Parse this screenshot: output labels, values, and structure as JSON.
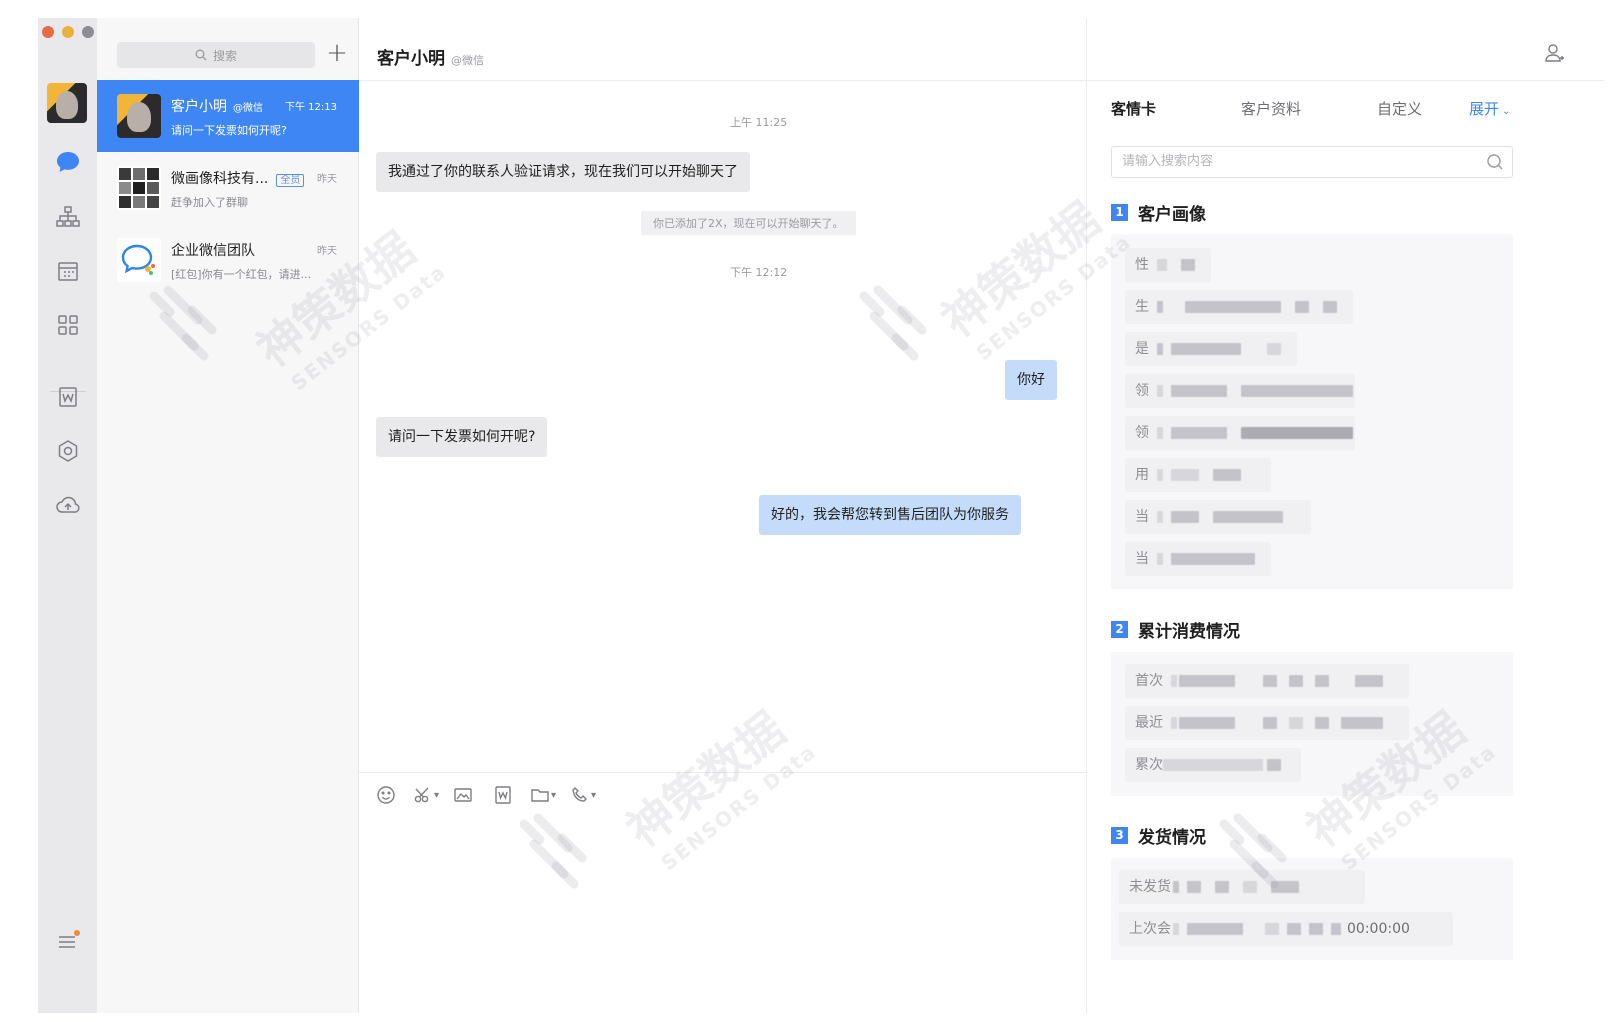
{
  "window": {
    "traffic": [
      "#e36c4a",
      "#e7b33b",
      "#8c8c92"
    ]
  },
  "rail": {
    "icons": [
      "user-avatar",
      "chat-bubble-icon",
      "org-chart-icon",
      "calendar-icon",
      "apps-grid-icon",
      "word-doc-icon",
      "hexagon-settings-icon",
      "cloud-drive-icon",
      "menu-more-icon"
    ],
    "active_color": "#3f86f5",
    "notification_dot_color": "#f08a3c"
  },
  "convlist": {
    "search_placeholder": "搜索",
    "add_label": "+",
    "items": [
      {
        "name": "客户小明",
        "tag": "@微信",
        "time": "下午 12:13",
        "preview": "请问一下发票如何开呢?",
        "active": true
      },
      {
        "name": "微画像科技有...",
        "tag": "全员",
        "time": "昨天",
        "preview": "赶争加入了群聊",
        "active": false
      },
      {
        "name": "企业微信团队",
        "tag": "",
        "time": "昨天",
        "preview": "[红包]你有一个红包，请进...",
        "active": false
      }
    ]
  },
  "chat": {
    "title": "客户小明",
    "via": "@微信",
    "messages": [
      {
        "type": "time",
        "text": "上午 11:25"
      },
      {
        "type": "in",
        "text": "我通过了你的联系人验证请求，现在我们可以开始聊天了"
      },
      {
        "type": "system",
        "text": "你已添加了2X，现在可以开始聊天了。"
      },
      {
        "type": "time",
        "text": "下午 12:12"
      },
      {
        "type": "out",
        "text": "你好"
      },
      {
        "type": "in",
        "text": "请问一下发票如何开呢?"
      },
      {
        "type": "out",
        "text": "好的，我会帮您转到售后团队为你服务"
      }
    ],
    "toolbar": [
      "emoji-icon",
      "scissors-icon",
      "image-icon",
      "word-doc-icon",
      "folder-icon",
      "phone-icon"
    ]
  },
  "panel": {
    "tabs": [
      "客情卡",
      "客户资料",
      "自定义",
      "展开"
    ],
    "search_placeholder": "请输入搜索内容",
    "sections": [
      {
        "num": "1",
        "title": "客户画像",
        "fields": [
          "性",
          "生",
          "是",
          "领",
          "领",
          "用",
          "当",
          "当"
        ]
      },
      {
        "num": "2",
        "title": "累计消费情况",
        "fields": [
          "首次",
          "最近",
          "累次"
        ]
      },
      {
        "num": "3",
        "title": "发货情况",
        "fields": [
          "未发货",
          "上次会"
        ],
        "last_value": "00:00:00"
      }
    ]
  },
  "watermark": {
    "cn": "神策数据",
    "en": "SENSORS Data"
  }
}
---+---
◆ **Your goal**: Reproduce each line of the entries in which the word "preview" is found.

◆ **Worked answer**:
        "preview": "请问一下发票如何开呢?",
        "preview": "赶争加入了群聊",
        "preview": "[红包]你有一个红包，请进...",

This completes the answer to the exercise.